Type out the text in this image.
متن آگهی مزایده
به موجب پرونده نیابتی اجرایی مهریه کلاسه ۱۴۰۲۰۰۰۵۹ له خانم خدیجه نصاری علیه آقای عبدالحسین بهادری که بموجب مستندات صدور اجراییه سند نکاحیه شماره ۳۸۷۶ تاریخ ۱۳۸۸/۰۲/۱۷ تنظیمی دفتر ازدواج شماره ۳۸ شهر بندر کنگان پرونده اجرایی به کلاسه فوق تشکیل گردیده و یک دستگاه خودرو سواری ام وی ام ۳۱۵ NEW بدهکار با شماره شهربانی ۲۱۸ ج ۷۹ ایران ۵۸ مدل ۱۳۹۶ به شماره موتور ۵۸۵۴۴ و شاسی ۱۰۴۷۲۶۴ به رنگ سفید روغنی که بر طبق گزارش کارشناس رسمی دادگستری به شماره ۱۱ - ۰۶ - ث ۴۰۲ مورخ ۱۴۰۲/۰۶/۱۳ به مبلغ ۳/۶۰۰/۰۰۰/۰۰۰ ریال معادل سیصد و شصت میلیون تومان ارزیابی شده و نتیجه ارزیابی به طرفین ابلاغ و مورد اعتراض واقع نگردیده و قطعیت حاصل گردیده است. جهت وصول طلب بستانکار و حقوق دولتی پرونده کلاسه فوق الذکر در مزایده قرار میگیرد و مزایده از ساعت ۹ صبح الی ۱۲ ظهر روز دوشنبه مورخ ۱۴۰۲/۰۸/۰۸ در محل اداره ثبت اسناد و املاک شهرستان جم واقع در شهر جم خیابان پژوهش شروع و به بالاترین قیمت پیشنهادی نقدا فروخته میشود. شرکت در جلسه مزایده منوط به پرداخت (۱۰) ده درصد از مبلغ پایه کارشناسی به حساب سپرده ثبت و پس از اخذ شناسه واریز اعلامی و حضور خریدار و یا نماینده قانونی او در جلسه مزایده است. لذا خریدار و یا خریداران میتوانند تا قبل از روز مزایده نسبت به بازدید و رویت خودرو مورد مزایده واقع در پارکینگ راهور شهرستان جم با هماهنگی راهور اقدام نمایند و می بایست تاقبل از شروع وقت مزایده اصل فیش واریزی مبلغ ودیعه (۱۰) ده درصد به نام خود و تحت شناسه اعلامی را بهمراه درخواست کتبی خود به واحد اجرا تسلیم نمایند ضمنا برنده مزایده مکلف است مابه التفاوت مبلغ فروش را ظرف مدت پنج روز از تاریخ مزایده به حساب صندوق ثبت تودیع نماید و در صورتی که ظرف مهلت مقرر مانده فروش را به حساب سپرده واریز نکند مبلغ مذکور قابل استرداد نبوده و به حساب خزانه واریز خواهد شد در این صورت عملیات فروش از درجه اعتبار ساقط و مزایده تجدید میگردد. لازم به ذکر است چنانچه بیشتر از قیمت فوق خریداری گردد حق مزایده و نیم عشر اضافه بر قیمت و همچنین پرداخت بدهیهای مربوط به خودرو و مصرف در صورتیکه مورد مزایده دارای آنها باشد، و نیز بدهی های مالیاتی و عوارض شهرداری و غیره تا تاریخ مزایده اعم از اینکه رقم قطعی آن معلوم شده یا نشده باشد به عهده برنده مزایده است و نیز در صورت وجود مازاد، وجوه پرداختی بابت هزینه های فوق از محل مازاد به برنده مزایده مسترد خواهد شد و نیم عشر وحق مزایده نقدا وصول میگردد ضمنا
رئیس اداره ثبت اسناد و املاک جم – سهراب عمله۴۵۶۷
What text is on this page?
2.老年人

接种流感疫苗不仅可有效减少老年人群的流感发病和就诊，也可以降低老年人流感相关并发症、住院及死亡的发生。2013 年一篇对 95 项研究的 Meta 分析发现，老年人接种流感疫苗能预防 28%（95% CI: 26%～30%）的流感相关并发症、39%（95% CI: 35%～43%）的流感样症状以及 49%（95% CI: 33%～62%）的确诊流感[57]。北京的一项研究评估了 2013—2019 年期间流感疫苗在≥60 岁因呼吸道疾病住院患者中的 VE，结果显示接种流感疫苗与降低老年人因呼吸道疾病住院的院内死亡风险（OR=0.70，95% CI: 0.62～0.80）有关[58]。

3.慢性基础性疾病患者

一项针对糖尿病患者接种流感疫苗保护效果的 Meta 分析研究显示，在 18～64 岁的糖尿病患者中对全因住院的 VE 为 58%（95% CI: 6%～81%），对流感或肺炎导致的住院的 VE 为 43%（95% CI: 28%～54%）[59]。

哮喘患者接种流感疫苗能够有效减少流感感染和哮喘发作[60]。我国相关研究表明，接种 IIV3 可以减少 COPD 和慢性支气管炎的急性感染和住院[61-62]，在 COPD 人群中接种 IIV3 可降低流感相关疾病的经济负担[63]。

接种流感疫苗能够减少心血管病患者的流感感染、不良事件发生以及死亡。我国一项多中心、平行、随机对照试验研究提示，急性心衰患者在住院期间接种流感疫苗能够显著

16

__DIRECTIVE__:
Write each line above out exactly.

__CORRECT ANSWER__:
Type out the text in this image.
متن آگهی مزایده
به موجب پرونده نیابتی اجرایی مهریه کلاسه ۱۴۰۲۰۰۰۵۹ له خانم خدیجه نصاری علیه آقای عبدالحسین بهادری که بموجب مستندات صدور اجراییه سند نکاحیه شماره ۳۸۷۶ تاریخ ۱۳۸۸/۰۲/۱۷ تنظیمی دفتر ازدواج شماره ۳۸ شهر بندر کنگان پرونده اجرایی به کلاسه فوق تشکیل گردیده و یک دستگاه خودرو سواری ام وی ام ۳۱۵ NEW بدهکار با شماره شهربانی ۲۱۸ ج ۷۹ ایران ۵۸ مدل ۱۳۹۶ به شماره موتور ۵۸۵۴۴ و شاسی ۱۰۴۷۲۶۴ به رنگ سفید روغنی که بر طبق گزارش کارشناس رسمی دادگستری به شماره ۱۱ - ۰۶ - ث ۴۰۲ مورخ ۱۴۰۲/۰۶/۱۳ به مبلغ ۳/۶۰۰/۰۰۰/۰۰۰ ریال معادل سیصد و شصت میلیون تومان ارزیابی شده و نتیجه ارزیابی به طرفین ابلاغ و مورد اعتراض واقع نگردیده و قطعیت حاصل گردیده است. جهت وصول طلب بستانکار و حقوق دولتی پرونده کلاسه فوق الذکر در مزایده قرار میگیرد و مزایده از ساعت ۹ صبح الی ۱۲ ظهر روز دوشنبه مورخ ۱۴۰۲/۰۸/۰۸ در محل اداره ثبت اسناد و املاک شهرستان جم واقع در شهر جم خیابان پژوهش شروع و به بالاترین قیمت پیشنهادی نقدا فروخته میشود. شرکت در جلسه مزایده منوط به پرداخت (۱۰) ده درصد از مبلغ پایه کارشناسی به حساب سپرده ثبت و پس از اخذ شناسه واریز اعلامی و حضور خریدار و یا نماینده قانونی او در جلسه مزایده است. لذا خریدار و یا خریداران میتوانند تا قبل از روز مزایده نسبت به بازدید و رویت خودرو مورد مزایده واقع در پارکینگ راهور شهرستان جم با هماهنگی راهور اقدام نمایند و می بایست تاقبل از شروع وقت مزایده اصل فیش واریزی مبلغ ودیعه (۱۰) ده درصد به نام خود و تحت شناسه اعلامی را بهمراه درخواست کتبی خود به واحد اجرا تسلیم نمایند ضمنا برنده مزایده مکلف است مابه التفاوت مبلغ فروش را ظرف مدت پنج روز از تاریخ مزایده به حساب صندوق ثبت تودیع نماید و در صورتی که ظرف مهلت مقرر مانده فروش را به حساب سپرده واریز نکند مبلغ مذکور قابل استرداد نبوده و به حساب خزانه واریز خواهد شد در این صورت عملیات فروش از درجه اعتبار ساقط و مزایده تجدید میگردد. لازم به ذکر است چنانچه بیشتر از قیمت فوق خریداری گردد حق مزایده و نیم عشر اضافه بر قیمت و همچنین پرداخت بدهیهای مربوط به خودرو و مصرف در صورتیکه مورد مزایده دارای آنها باشد، و نیز بدهی های مالیاتی و عوارض شهرداری و غیره تا تاریخ مزایده اعم از اینکه رقم قطعی آن معلوم شده یا نشده باشد به عهده برنده مزایده است و نیز در صورت وجود مازاد، وجوه پرداختی بابت هزینه های فوق از محل مازاد به برنده مزایده مسترد خواهد شد و نیم عشر وحق مزایده نقدا وصول میگردد ضمنا
رئیس اداره ثبت اسناد و املاک جم – سهراب عمله۴۵۶۷
What text is on this page?
2.老年人

接种流感疫苗不仅可有效减少老年人群的流感发病和就诊，也可以降低老年人流感相关并发症、住院及死亡的发生。2013 年一篇对 95 项研究的 Meta 分析发现，老年人接种流感疫苗能预防 28%（95% CI: 26%～30%）的流感相关并发症、39%（95% CI: 35%～43%）的流感样症状以及 49%（95% CI: 33%～62%）的确诊流感[57]。北京的一项研究评估了 2013—2019 年期间流感疫苗在≥60 岁因呼吸道疾病住院患者中的 VE，结果显示接种流感疫苗与降低老年人因呼吸道疾病住院的院内死亡风险（OR=0.70，95% CI: 0.62～0.80）有关[58]。

3.慢性基础性疾病患者

一项针对糖尿病患者接种流感疫苗保护效果的 Meta 分析研究显示，在 18～64 岁的糖尿病患者中对全因住院的 VE 为 58%（95% CI: 6%～81%），对流感或肺炎导致的住院的 VE 为 43%（95% CI: 28%～54%）[59]。

哮喘患者接种流感疫苗能够有效减少流感感染和哮喘发作[60]。我国相关研究表明，接种 IIV3 可以减少 COPD 和慢性支气管炎的急性感染和住院[61-62]，在 COPD 人群中接种 IIV3 可降低流感相关疾病的经济负担[63]。

接种流感疫苗能够减少心血管病患者的流感感染、不良事件发生以及死亡。我国一项多中心、平行、随机对照试验研究提示，急性心衰患者在住院期间接种流感疫苗能够显著

16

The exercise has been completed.